--- Excerpt to read ---
John Gant Faces The Minimum, Cyclones Move Into 1st Place

Wednesday night at MCU Park in Coney Island was “Bark in the Park” day in which fans could bring their canines to the stadium.

But on that night, Brooklyn Cyclones’ righty John Gant was the “top dog.”

Gant tossed a complete-game shutout in which he faced the minimum amount of batters in the Cyclones’ 1-0 win over the Tri-City Valleycats to earn the series win. He allowed only one hit while walking one and striking out five.

John  Gant (Photo courtesy Brooklyn Cyclones)

With the win and an Aberdeen Ironbirds’ 7-3 loss to the Lowell Spinners, the Cyclones are now in first place by a half-game in the McNamara Division of the New York-Penn League. It’s the first time the team has been in first place all summer.

Gant disposed of the Valleycats with 99 pitches in just one-hour and 54 minutes. That’s a huge difference from Tuesday night’s four-hour and 44 minute, 16-inning marathon – which the Cyclones lost 5-3.
---
**Required tasks:**
1 - Answer these from the Cyclones game report:
(a) What promotion was held at MCU Park on Wednesday night?
(b) How many pitches did Gant need to finish off the Valleycats?
(c) By what score did the Cyclones lose Tuesday night's 16-inning game?
2 - From the Cyclones game report, reproduce the passage starting with "Wednesday night at" and going on through "place all summer.".
--- Data shown ---
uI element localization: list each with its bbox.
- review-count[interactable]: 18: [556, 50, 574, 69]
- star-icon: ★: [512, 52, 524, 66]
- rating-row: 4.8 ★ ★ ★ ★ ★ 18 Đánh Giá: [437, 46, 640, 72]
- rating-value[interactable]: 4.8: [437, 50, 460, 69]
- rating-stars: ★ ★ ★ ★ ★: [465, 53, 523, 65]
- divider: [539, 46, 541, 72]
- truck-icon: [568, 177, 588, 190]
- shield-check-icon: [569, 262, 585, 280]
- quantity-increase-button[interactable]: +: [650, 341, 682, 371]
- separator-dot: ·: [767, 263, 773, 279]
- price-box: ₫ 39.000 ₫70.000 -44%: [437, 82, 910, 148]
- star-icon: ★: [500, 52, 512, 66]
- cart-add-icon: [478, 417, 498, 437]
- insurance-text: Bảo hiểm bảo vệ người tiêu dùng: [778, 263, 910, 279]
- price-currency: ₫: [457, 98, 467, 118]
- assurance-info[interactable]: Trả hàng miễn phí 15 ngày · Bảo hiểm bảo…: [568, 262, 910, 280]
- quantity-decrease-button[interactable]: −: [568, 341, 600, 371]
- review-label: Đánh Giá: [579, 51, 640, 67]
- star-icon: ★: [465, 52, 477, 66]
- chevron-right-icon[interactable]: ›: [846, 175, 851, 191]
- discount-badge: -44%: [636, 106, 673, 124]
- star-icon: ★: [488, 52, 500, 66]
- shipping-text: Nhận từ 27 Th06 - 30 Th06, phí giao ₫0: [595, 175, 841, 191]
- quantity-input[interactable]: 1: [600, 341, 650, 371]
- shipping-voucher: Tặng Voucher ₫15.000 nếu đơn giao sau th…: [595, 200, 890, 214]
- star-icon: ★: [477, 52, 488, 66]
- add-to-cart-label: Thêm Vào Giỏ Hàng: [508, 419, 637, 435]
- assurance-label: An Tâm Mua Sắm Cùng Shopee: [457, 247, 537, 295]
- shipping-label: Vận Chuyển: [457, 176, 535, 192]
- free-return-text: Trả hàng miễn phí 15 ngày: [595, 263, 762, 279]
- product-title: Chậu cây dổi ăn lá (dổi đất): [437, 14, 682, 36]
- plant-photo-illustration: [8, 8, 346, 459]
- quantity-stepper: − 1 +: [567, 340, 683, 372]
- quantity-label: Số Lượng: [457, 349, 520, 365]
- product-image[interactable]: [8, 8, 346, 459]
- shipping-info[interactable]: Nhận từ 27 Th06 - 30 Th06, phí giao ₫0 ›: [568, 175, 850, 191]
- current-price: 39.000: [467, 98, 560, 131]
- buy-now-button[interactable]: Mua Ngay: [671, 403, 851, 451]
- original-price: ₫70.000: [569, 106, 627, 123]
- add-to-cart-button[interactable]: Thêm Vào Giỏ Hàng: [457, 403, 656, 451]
---
**Task responses:**
1 -
(a) "Bark in the Park," in which fans could bring their dogs to the stadium.
(b) 99 pitches.
(c) 5-3.

2 -
Wednesday night at MCU Park in Coney Island was “Bark in the Park” day in which fans could bring their canines to the stadium.

But on that night, Brooklyn Cyclones’ righty John Gant was the “top dog.”

Gant tossed a complete-game shutout in which he faced the minimum amount of batters in the Cyclones’ 1-0 win over the Tri-City Valleycats to earn the series win. He allowed only one hit while walking one and striking out five.

John  Gant (Photo courtesy Brooklyn Cyclones)

With the win and an Aberdeen Ironbirds’ 7-3 loss to the Lowell Spinners, the Cyclones are now in first place by a half-game in the McNamara Division of the New York-Penn League. It’s the first time the team has been in first place all summer.